(What the task asks):
Type out all the records word for word. Any pictures are to be left out.

(Given data):
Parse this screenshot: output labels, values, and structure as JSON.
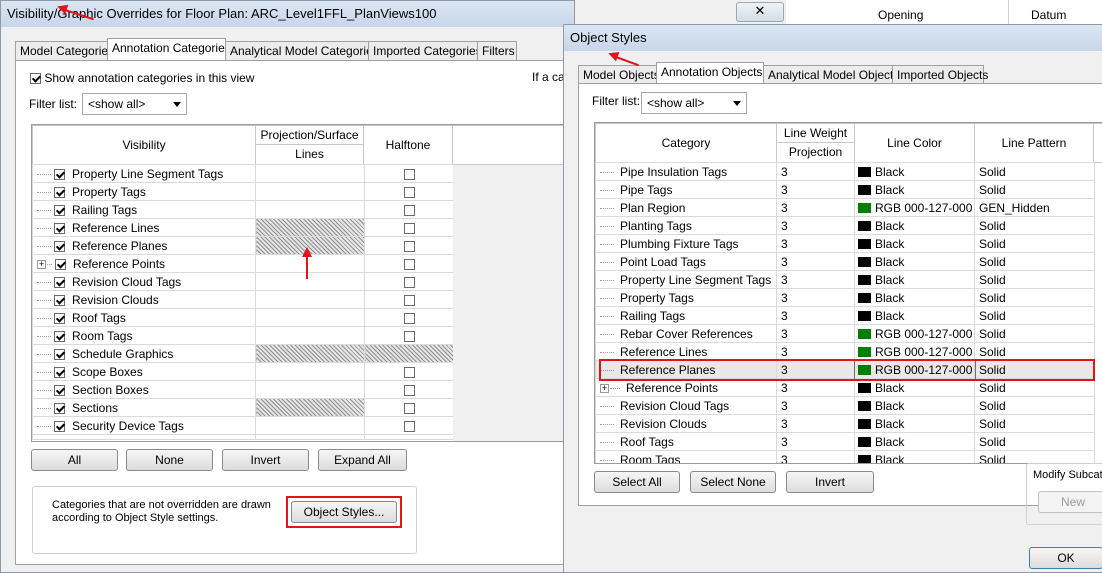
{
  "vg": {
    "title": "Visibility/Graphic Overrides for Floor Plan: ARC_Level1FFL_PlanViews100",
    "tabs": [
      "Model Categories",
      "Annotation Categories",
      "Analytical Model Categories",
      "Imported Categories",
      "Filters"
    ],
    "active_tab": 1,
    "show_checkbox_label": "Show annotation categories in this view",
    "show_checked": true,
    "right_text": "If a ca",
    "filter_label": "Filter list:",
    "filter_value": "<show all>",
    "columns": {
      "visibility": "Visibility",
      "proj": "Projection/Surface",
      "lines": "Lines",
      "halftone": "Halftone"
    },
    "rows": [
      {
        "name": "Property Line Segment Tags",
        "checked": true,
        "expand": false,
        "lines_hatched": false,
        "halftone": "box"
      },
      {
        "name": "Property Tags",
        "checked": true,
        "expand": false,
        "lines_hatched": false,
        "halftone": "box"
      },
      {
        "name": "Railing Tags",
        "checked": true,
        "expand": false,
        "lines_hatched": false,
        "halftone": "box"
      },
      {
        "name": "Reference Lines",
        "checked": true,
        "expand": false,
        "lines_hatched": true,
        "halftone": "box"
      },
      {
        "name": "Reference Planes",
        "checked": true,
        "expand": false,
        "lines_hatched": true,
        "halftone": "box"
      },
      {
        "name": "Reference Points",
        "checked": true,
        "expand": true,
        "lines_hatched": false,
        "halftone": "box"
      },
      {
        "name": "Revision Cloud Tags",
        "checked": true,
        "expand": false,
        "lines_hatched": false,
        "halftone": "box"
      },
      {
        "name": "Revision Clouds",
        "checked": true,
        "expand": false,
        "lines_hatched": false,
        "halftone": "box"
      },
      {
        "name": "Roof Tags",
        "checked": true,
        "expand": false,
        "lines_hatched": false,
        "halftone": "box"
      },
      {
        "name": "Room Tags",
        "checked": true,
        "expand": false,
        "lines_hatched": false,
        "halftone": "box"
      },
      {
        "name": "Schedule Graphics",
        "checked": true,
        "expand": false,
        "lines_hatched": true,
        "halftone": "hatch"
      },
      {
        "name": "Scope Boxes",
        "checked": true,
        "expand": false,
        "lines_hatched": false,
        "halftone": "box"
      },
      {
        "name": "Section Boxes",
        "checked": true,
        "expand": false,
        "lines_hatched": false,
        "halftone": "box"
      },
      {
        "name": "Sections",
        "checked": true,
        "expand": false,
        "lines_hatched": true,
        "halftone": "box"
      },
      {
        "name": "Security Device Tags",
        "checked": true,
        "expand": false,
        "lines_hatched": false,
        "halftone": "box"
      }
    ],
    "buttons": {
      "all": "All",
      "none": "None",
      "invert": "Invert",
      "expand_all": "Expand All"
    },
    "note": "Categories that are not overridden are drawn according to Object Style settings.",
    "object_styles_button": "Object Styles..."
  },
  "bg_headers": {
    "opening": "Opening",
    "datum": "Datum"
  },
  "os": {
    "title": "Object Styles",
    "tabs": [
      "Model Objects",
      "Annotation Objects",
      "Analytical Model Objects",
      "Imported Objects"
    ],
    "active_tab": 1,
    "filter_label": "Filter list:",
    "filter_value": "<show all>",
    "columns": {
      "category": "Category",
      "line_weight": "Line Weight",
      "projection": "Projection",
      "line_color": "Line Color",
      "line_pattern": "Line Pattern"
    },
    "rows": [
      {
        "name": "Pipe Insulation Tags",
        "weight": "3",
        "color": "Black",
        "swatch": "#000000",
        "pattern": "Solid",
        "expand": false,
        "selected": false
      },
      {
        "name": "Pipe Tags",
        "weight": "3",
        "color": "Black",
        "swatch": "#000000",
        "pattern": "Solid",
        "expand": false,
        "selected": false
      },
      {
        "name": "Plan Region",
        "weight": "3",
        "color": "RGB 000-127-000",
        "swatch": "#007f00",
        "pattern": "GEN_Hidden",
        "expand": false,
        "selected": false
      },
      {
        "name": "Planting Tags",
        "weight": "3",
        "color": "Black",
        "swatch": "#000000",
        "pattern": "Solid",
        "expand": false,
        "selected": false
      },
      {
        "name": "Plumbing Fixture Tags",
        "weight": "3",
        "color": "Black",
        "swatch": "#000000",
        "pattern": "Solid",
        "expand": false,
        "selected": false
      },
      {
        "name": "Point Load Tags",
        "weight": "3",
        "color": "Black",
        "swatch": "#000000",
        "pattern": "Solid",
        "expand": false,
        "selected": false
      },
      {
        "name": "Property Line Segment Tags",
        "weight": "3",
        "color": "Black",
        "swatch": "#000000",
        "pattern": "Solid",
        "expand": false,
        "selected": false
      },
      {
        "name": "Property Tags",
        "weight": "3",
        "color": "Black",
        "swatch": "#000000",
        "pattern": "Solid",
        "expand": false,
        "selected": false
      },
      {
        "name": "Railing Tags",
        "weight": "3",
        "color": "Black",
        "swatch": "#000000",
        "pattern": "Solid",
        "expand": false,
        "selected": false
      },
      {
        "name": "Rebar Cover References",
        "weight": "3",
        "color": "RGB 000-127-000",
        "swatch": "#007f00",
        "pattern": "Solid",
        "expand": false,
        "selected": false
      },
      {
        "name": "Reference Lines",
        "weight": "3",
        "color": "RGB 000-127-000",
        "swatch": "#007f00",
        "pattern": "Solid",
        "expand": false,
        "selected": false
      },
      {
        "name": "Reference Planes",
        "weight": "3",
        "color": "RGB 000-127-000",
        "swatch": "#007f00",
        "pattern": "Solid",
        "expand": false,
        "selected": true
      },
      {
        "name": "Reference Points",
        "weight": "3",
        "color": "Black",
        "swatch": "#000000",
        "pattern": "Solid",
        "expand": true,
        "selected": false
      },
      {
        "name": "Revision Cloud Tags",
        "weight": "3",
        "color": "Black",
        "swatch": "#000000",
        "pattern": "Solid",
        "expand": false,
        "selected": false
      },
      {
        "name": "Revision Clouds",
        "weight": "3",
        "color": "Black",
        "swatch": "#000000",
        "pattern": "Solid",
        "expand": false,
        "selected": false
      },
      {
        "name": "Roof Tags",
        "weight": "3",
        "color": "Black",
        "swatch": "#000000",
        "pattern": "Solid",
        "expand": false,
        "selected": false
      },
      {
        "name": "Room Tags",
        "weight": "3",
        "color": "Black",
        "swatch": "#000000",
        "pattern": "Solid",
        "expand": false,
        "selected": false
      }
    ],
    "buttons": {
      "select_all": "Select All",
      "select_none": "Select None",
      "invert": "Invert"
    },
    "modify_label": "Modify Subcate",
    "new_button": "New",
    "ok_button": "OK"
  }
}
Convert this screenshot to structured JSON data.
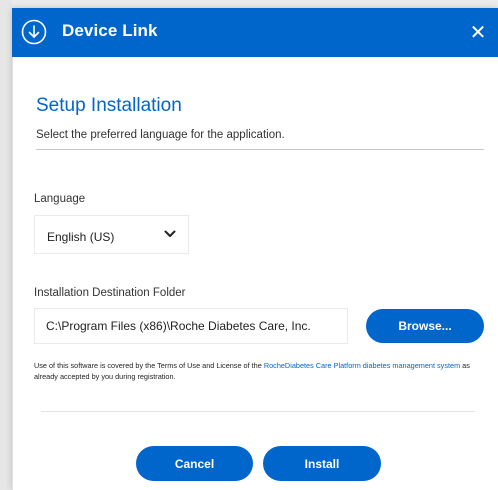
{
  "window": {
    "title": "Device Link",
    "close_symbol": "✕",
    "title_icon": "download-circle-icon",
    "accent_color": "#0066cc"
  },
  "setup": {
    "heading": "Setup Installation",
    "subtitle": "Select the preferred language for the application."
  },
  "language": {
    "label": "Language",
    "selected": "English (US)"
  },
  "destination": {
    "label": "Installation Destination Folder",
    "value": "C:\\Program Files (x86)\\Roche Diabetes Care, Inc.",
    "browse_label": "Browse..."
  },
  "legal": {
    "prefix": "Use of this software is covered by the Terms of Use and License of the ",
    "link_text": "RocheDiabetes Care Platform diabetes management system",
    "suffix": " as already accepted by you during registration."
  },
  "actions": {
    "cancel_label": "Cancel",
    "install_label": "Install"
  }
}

(Answer to the problem):
Parse this screenshot: output labels, values, and structure as JSON.
{
  "vg": {
    "title": "Visibility/Graphic Overrides for Floor Plan: ARC_Level1FFL_PlanViews100",
    "tabs": [
      "Model Categories",
      "Annotation Categories",
      "Analytical Model Categories",
      "Imported Categories",
      "Filters"
    ],
    "active_tab": 1,
    "show_checkbox_label": "Show annotation categories in this view",
    "show_checked": true,
    "right_text": "If a ca",
    "filter_label": "Filter list:",
    "filter_value": "<show all>",
    "columns": {
      "visibility": "Visibility",
      "proj": "Projection/Surface",
      "lines": "Lines",
      "halftone": "Halftone"
    },
    "rows": [
      {
        "name": "Property Line Segment Tags",
        "checked": true,
        "expand": false,
        "lines_hatched": false,
        "halftone": "box"
      },
      {
        "name": "Property Tags",
        "checked": true,
        "expand": false,
        "lines_hatched": false,
        "halftone": "box"
      },
      {
        "name": "Railing Tags",
        "checked": true,
        "expand": false,
        "lines_hatched": false,
        "halftone": "box"
      },
      {
        "name": "Reference Lines",
        "checked": true,
        "expand": false,
        "lines_hatched": true,
        "halftone": "box"
      },
      {
        "name": "Reference Planes",
        "checked": true,
        "expand": false,
        "lines_hatched": true,
        "halftone": "box"
      },
      {
        "name": "Reference Points",
        "checked": true,
        "expand": true,
        "lines_hatched": false,
        "halftone": "box"
      },
      {
        "name": "Revision Cloud Tags",
        "checked": true,
        "expand": false,
        "lines_hatched": false,
        "halftone": "box"
      },
      {
        "name": "Revision Clouds",
        "checked": true,
        "expand": false,
        "lines_hatched": false,
        "halftone": "box"
      },
      {
        "name": "Roof Tags",
        "checked": true,
        "expand": false,
        "lines_hatched": false,
        "halftone": "box"
      },
      {
        "name": "Room Tags",
        "checked": true,
        "expand": false,
        "lines_hatched": false,
        "halftone": "box"
      },
      {
        "name": "Schedule Graphics",
        "checked": true,
        "expand": false,
        "lines_hatched": true,
        "halftone": "hatch"
      },
      {
        "name": "Scope Boxes",
        "checked": true,
        "expand": false,
        "lines_hatched": false,
        "halftone": "box"
      },
      {
        "name": "Section Boxes",
        "checked": true,
        "expand": false,
        "lines_hatched": false,
        "halftone": "box"
      },
      {
        "name": "Sections",
        "checked": true,
        "expand": false,
        "lines_hatched": true,
        "halftone": "box"
      },
      {
        "name": "Security Device Tags",
        "checked": true,
        "expand": false,
        "lines_hatched": false,
        "halftone": "box"
      }
    ],
    "buttons": {
      "all": "All",
      "none": "None",
      "invert": "Invert",
      "expand_all": "Expand All"
    },
    "note": "Categories that are not overridden are drawn according to Object Style settings.",
    "object_styles_button": "Object Styles..."
  },
  "bg_headers": {
    "opening": "Opening",
    "datum": "Datum"
  },
  "os": {
    "title": "Object Styles",
    "tabs": [
      "Model Objects",
      "Annotation Objects",
      "Analytical Model Objects",
      "Imported Objects"
    ],
    "active_tab": 1,
    "filter_label": "Filter list:",
    "filter_value": "<show all>",
    "columns": {
      "category": "Category",
      "line_weight": "Line Weight",
      "projection": "Projection",
      "line_color": "Line Color",
      "line_pattern": "Line Pattern"
    },
    "rows": [
      {
        "name": "Pipe Insulation Tags",
        "weight": "3",
        "color": "Black",
        "swatch": "#000000",
        "pattern": "Solid",
        "expand": false,
        "selected": false
      },
      {
        "name": "Pipe Tags",
        "weight": "3",
        "color": "Black",
        "swatch": "#000000",
        "pattern": "Solid",
        "expand": false,
        "selected": false
      },
      {
        "name": "Plan Region",
        "weight": "3",
        "color": "RGB 000-127-000",
        "swatch": "#007f00",
        "pattern": "GEN_Hidden",
        "expand": false,
        "selected": false
      },
      {
        "name": "Planting Tags",
        "weight": "3",
        "color": "Black",
        "swatch": "#000000",
        "pattern": "Solid",
        "expand": false,
        "selected": false
      },
      {
        "name": "Plumbing Fixture Tags",
        "weight": "3",
        "color": "Black",
        "swatch": "#000000",
        "pattern": "Solid",
        "expand": false,
        "selected": false
      },
      {
        "name": "Point Load Tags",
        "weight": "3",
        "color": "Black",
        "swatch": "#000000",
        "pattern": "Solid",
        "expand": false,
        "selected": false
      },
      {
        "name": "Property Line Segment Tags",
        "weight": "3",
        "color": "Black",
        "swatch": "#000000",
        "pattern": "Solid",
        "expand": false,
        "selected": false
      },
      {
        "name": "Property Tags",
        "weight": "3",
        "color": "Black",
        "swatch": "#000000",
        "pattern": "Solid",
        "expand": false,
        "selected": false
      },
      {
        "name": "Railing Tags",
        "weight": "3",
        "color": "Black",
        "swatch": "#000000",
        "pattern": "Solid",
        "expand": false,
        "selected": false
      },
      {
        "name": "Rebar Cover References",
        "weight": "3",
        "color": "RGB 000-127-000",
        "swatch": "#007f00",
        "pattern": "Solid",
        "expand": false,
        "selected": false
      },
      {
        "name": "Reference Lines",
        "weight": "3",
        "color": "RGB 000-127-000",
        "swatch": "#007f00",
        "pattern": "Solid",
        "expand": false,
        "selected": false
      },
      {
        "name": "Reference Planes",
        "weight": "3",
        "color": "RGB 000-127-000",
        "swatch": "#007f00",
        "pattern": "Solid",
        "expand": false,
        "selected": true
      },
      {
        "name": "Reference Points",
        "weight": "3",
        "color": "Black",
        "swatch": "#000000",
        "pattern": "Solid",
        "expand": true,
        "selected": false
      },
      {
        "name": "Revision Cloud Tags",
        "weight": "3",
        "color": "Black",
        "swatch": "#000000",
        "pattern": "Solid",
        "expand": false,
        "selected": false
      },
      {
        "name": "Revision Clouds",
        "weight": "3",
        "color": "Black",
        "swatch": "#000000",
        "pattern": "Solid",
        "expand": false,
        "selected": false
      },
      {
        "name": "Roof Tags",
        "weight": "3",
        "color": "Black",
        "swatch": "#000000",
        "pattern": "Solid",
        "expand": false,
        "selected": false
      },
      {
        "name": "Room Tags",
        "weight": "3",
        "color": "Black",
        "swatch": "#000000",
        "pattern": "Solid",
        "expand": false,
        "selected": false
      }
    ],
    "buttons": {
      "select_all": "Select All",
      "select_none": "Select None",
      "invert": "Invert"
    },
    "modify_label": "Modify Subcate",
    "new_button": "New",
    "ok_button": "OK"
  }
}
Convert this screenshot to structured JSON data.
{
  "window": {
    "title": "Device Link",
    "close_symbol": "✕",
    "title_icon": "download-circle-icon",
    "accent_color": "#0066cc"
  },
  "setup": {
    "heading": "Setup Installation",
    "subtitle": "Select the preferred language for the application."
  },
  "language": {
    "label": "Language",
    "selected": "English (US)"
  },
  "destination": {
    "label": "Installation Destination Folder",
    "value": "C:\\Program Files (x86)\\Roche Diabetes Care, Inc.",
    "browse_label": "Browse..."
  },
  "legal": {
    "prefix": "Use of this software is covered by the Terms of Use and License of the ",
    "link_text": "RocheDiabetes Care Platform diabetes management system",
    "suffix": " as already accepted by you during registration."
  },
  "actions": {
    "cancel_label": "Cancel",
    "install_label": "Install"
  }
}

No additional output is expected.